**Task input**
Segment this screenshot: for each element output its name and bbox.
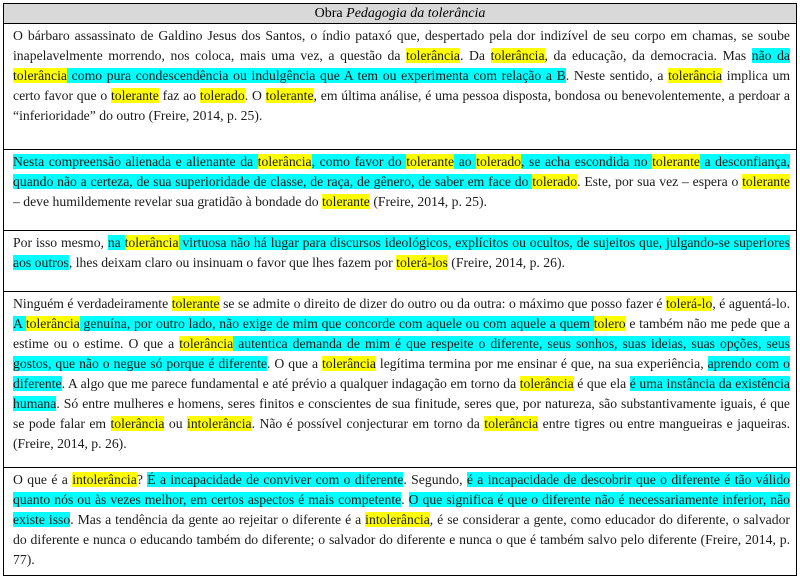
highlight-yellow-term: tolerante [742, 174, 790, 189]
highlight-yellow-term: tolerância [25, 316, 80, 331]
text-segment: legítima termina por me ensinar é que, na sua experiência, [375, 356, 708, 371]
text-segment: . O [244, 88, 266, 103]
highlight-yellow-term: tolerado [532, 174, 578, 189]
header-book-title: Pedagogia da tolerância [346, 6, 486, 21]
text-segment: . Da [459, 48, 491, 63]
highlight-cyan-phrase: A [13, 316, 26, 331]
highlight-yellow-term: tolerância [668, 68, 723, 83]
highlight-cyan-phrase: é uma instância da existência humana [13, 376, 790, 411]
highlight-yellow-term: tolerante [265, 88, 314, 103]
text-segment: faz ao [158, 88, 200, 103]
highlight-cyan-phrase: , se acha escondida no [521, 154, 653, 169]
highlight-cyan-phrase: é a incapacidade de descobrir que o diferente é tão válido quanto nós ou às vezes melhor, em certos aspectos é mais competente [13, 472, 791, 507]
highlight-yellow-term: tolerância [13, 68, 67, 83]
text-segment: , em última análise, é uma pessoa disposta, bondosa ou benevolentemente, a perdoar a “inferioridade” do outro (Freire, 2014, p. 25). [13, 88, 790, 123]
text-segment: . Segundo, [403, 472, 467, 487]
highlight-yellow-term: tolerância [406, 48, 460, 63]
text-segment: . Mas a tendência da gente ao rejeitar o diferente é a [70, 512, 366, 527]
text-segment: , é se considerar a gente, como educador do diferente, o salvador do diferente e nunca o educando também do diferente; o salvador do diferente e nunca o que é também salvo pelo diferente (Freire, 2014, p. 77). [13, 512, 790, 567]
text-segment: . Só entre mulheres e homens, seres finitos e conscientes de sua finitude, seres que, por natureza, são substantivamente iguais, é que se pode falar em [13, 396, 790, 431]
table-header [4, 4, 796, 24]
text-segment: implica um certo favor que o [13, 68, 790, 103]
highlight-yellow-term: intolerância [365, 512, 430, 527]
text-segment: . [401, 492, 409, 507]
text-segment: , é aguentá-lo. [712, 296, 791, 311]
text-segment: O que é a [13, 472, 73, 487]
highlight-cyan-phrase: a desconfiança, quando não a certeza, de sua superioridade de classe, de raça, de gênero, de saber em face do [13, 154, 791, 189]
quote-cell-2 [4, 150, 796, 231]
highlight-cyan-phrase: , como favor do [311, 154, 407, 169]
highlight-yellow-term: tolerante [322, 194, 370, 209]
highlight-cyan-phrase: O que significa é que o diferente não é necessariamente inferior, não existe isso [13, 492, 791, 527]
quote-cell-4 [4, 292, 796, 468]
quote-table [3, 3, 797, 576]
highlight-yellow-term: tolero [593, 316, 626, 331]
highlight-yellow-term: tolerância [322, 356, 376, 371]
quote-cell-5 [4, 468, 796, 576]
text-segment: – deve humildemente revelar sua gratidão à bondade do [13, 194, 322, 209]
text-segment: . A algo que me parece fundamental e até prévio a qualquer indagação em torno da [61, 376, 520, 391]
text-segment: . O que a [267, 356, 322, 371]
highlight-yellow-term: tolerado [476, 154, 522, 169]
highlight-yellow-term: tolerá-lo [665, 296, 713, 311]
highlight-yellow-term: tolerância [179, 336, 234, 351]
header-prefix: Obra [314, 6, 347, 21]
text-segment: O bárbaro assassinato de Galdino Jesus dos Santos, o índio pataxó que, despertado pela dor indizível de seu corpo em chamas, se soube inapelavelmente morrendo, nos coloca, mais uma vez, a questão da [13, 28, 790, 63]
text-segment: (Freire, 2014, p. 25). [369, 194, 487, 209]
highlight-yellow-term: tolerância [484, 416, 539, 431]
highlight-yellow-term: tolerante [652, 154, 700, 169]
highlight-yellow-term: tolerante [406, 154, 455, 169]
highlight-cyan-phrase: Nesta compreensão alienada e alienante da [13, 154, 258, 169]
text-segment: . Este, por sua vez – espera o [577, 174, 743, 189]
highlight-yellow-term: tolerá-los [396, 255, 448, 270]
highlight-yellow-term: tolerado [199, 88, 245, 103]
highlight-cyan-phrase: É a incapacidade de conviver com o diferente [147, 472, 404, 487]
text-segment: se se admite o direito de dizer do outro ou da outra: o máximo que posso fazer é [219, 296, 666, 311]
text-segment: Ninguém é verdadeiramente [13, 296, 172, 311]
text-segment: Por isso mesmo, [13, 235, 108, 250]
text-segment: . Não é possível conjecturar em torno da [251, 416, 485, 431]
text-segment: entre tigres ou entre mangueiras e jaqueiras. (Freire, 2014, p. 26). [13, 416, 790, 451]
highlight-cyan-phrase: genuína, por outro lado, não exige de mim que concorde com aquele ou com aquele a quem [79, 316, 594, 331]
highlight-cyan-phrase: como pura condescendência ou indulgência que A tem ou experimenta com relação a B [66, 68, 566, 83]
highlight-cyan-phrase: na [107, 235, 125, 250]
highlight-cyan-phrase: não da [751, 48, 791, 63]
highlight-cyan-phrase: autentica demanda de mim é que respeite o diferente, seus sonhos, suas ideias, suas opções, seus gostos, que não o negue só porque é diferente [13, 336, 790, 371]
text-segment: e também não me pede que a estime ou o estime. O que a [13, 316, 791, 351]
highlight-yellow-term: tolerância [490, 48, 545, 63]
text-segment: , da educação, da democracia. Mas [544, 48, 752, 63]
highlight-yellow-term: intolerância [72, 472, 137, 487]
text-segment: , lhes deixam claro ou insinuam o favor que lhes fazem por [68, 255, 397, 270]
highlight-cyan-phrase: virtuosa não há lugar para discursos ideológicos, explícitos ou ocultos, de sujeitos que, julgando-se superiores aos outros [13, 235, 791, 270]
highlight-yellow-term: tolerância [110, 416, 165, 431]
highlight-yellow-term: tolerância [519, 376, 574, 391]
highlight-yellow-term: tolerância [124, 235, 179, 250]
text-segment: ou [164, 416, 188, 431]
highlight-cyan-phrase: ao [454, 154, 477, 169]
highlight-yellow-term: tolerância [257, 154, 312, 169]
highlight-cyan-phrase: aprendo com o diferente [13, 356, 790, 391]
quote-cell-1 [4, 24, 796, 150]
text-segment: ? [136, 472, 148, 487]
highlight-yellow-term: tolerante [111, 88, 159, 103]
quote-cell-3 [4, 231, 796, 292]
highlight-yellow-term: tolerante [171, 296, 220, 311]
text-segment: é que ela [573, 376, 630, 391]
text-segment: . Neste sentido, a [565, 68, 669, 83]
highlight-yellow-term: intolerância [187, 416, 252, 431]
text-segment: (Freire, 2014, p. 26). [447, 255, 565, 270]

**Your objective**
Return every entry above word for word, leaving out the pictures.

**Complete answer**
Segment this screenshot: for each element output its name and bbox.
highlight-yellow-term: tolerante [742, 174, 790, 189]
highlight-yellow-term: tolerância [25, 316, 80, 331]
text-segment: legítima termina por me ensinar é que, na sua experiência, [375, 356, 708, 371]
text-segment: . O [244, 88, 266, 103]
highlight-yellow-term: tolerado [532, 174, 578, 189]
header-book-title: Pedagogia da tolerância [346, 6, 486, 21]
text-segment: . Da [459, 48, 491, 63]
highlight-cyan-phrase: A [13, 316, 26, 331]
highlight-yellow-term: tolerância [668, 68, 723, 83]
highlight-cyan-phrase: é uma instância da existência humana [13, 376, 790, 411]
highlight-yellow-term: tolerante [265, 88, 314, 103]
text-segment: faz ao [158, 88, 200, 103]
highlight-cyan-phrase: , se acha escondida no [521, 154, 653, 169]
highlight-cyan-phrase: é a incapacidade de descobrir que o diferente é tão válido quanto nós ou às vezes melhor, em certos aspectos é mais competente [13, 472, 791, 507]
highlight-yellow-term: tolerância [13, 68, 67, 83]
text-segment: , em última análise, é uma pessoa disposta, bondosa ou benevolentemente, a perdoar a “inferioridade” do outro (Freire, 2014, p. 25). [13, 88, 790, 123]
text-segment: . Segundo, [403, 472, 467, 487]
highlight-yellow-term: tolerância [406, 48, 460, 63]
text-segment: . Mas a tendência da gente ao rejeitar o diferente é a [70, 512, 366, 527]
text-segment: , é se considerar a gente, como educador do diferente, o salvador do diferente e nunca o educando também do diferente; o salvador do diferente e nunca o que é também salvo pelo diferente (Freire, 2014, p. 77). [13, 512, 790, 567]
text-segment: . Só entre mulheres e homens, seres finitos e conscientes de sua finitude, seres que, por natureza, são substantivamente iguais, é que se pode falar em [13, 396, 790, 431]
table-header [4, 4, 796, 24]
text-segment: implica um certo favor que o [13, 68, 790, 103]
highlight-yellow-term: intolerância [365, 512, 430, 527]
text-segment: . [401, 492, 409, 507]
text-segment: , é aguentá-lo. [712, 296, 791, 311]
text-segment: O que é a [13, 472, 73, 487]
highlight-cyan-phrase: a desconfiança, quando não a certeza, de sua superioridade de classe, de raça, de gênero, de saber em face do [13, 154, 791, 189]
quote-cell-2 [4, 150, 796, 231]
highlight-cyan-phrase: , como favor do [311, 154, 407, 169]
highlight-yellow-term: tolerante [322, 194, 370, 209]
highlight-cyan-phrase: O que significa é que o diferente não é necessariamente inferior, não existe isso [13, 492, 791, 527]
quote-cell-4 [4, 292, 796, 468]
quote-table [3, 3, 797, 576]
highlight-yellow-term: tolero [593, 316, 626, 331]
highlight-yellow-term: tolerância [322, 356, 376, 371]
quote-cell-5 [4, 468, 796, 576]
text-segment: – deve humildemente revelar sua gratidão à bondade do [13, 194, 322, 209]
text-segment: . A algo que me parece fundamental e até prévio a qualquer indagação em torno da [61, 376, 520, 391]
text-segment: . O que a [267, 356, 322, 371]
highlight-yellow-term: tolerado [476, 154, 522, 169]
highlight-yellow-term: tolerá-lo [665, 296, 713, 311]
highlight-yellow-term: tolerância [179, 336, 234, 351]
header-prefix: Obra [314, 6, 347, 21]
text-segment: O bárbaro assassinato de Galdino Jesus dos Santos, o índio pataxó que, despertado pela dor indizível de seu corpo em chamas, se soube inapelavelmente morrendo, nos coloca, mais uma vez, a questão da [13, 28, 790, 63]
text-segment: (Freire, 2014, p. 25). [369, 194, 487, 209]
highlight-yellow-term: tolerância [484, 416, 539, 431]
highlight-yellow-term: tolerante [652, 154, 700, 169]
highlight-yellow-term: tolerante [406, 154, 455, 169]
highlight-cyan-phrase: Nesta compreensão alienada e alienante da [13, 154, 258, 169]
text-segment: . Este, por sua vez – espera o [577, 174, 743, 189]
highlight-yellow-term: tolerá-los [396, 255, 448, 270]
highlight-yellow-term: tolerado [199, 88, 245, 103]
highlight-cyan-phrase: É a incapacidade de conviver com o diferente [147, 472, 404, 487]
text-segment: se se admite o direito de dizer do outro ou da outra: o máximo que posso fazer é [219, 296, 666, 311]
text-segment: Ninguém é verdadeiramente [13, 296, 172, 311]
text-segment: Por isso mesmo, [13, 235, 108, 250]
text-segment: . Não é possível conjecturar em torno da [251, 416, 485, 431]
text-segment: entre tigres ou entre mangueiras e jaqueiras. (Freire, 2014, p. 26). [13, 416, 790, 451]
highlight-cyan-phrase: genuína, por outro lado, não exige de mim que concorde com aquele ou com aquele a quem [79, 316, 594, 331]
highlight-cyan-phrase: como pura condescendência ou indulgência que A tem ou experimenta com relação a B [66, 68, 566, 83]
highlight-cyan-phrase: na [107, 235, 125, 250]
highlight-cyan-phrase: não da [751, 48, 791, 63]
highlight-cyan-phrase: autentica demanda de mim é que respeite o diferente, seus sonhos, suas ideias, suas opções, seus gostos, que não o negue só porque é diferente [13, 336, 790, 371]
text-segment: e também não me pede que a estime ou o estime. O que a [13, 316, 791, 351]
highlight-yellow-term: tolerância [490, 48, 545, 63]
text-segment: , da educação, da democracia. Mas [544, 48, 752, 63]
highlight-yellow-term: intolerância [72, 472, 137, 487]
text-segment: , lhes deixam claro ou insinuam o favor que lhes fazem por [68, 255, 397, 270]
highlight-cyan-phrase: virtuosa não há lugar para discursos ideológicos, explícitos ou ocultos, de sujeitos que, julgando-se superiores aos outros [13, 235, 791, 270]
highlight-yellow-term: tolerância [110, 416, 165, 431]
highlight-yellow-term: tolerância [519, 376, 574, 391]
highlight-yellow-term: tolerância [124, 235, 179, 250]
text-segment: ou [164, 416, 188, 431]
highlight-cyan-phrase: ao [454, 154, 477, 169]
highlight-yellow-term: tolerância [257, 154, 312, 169]
highlight-cyan-phrase: aprendo com o diferente [13, 356, 790, 391]
quote-cell-1 [4, 24, 796, 150]
text-segment: ? [136, 472, 148, 487]
highlight-yellow-term: tolerante [111, 88, 159, 103]
quote-cell-3 [4, 231, 796, 292]
highlight-yellow-term: tolerante [171, 296, 220, 311]
text-segment: é que ela [573, 376, 630, 391]
text-segment: . Neste sentido, a [565, 68, 669, 83]
highlight-yellow-term: intolerância [187, 416, 252, 431]
text-segment: (Freire, 2014, p. 26). [447, 255, 565, 270]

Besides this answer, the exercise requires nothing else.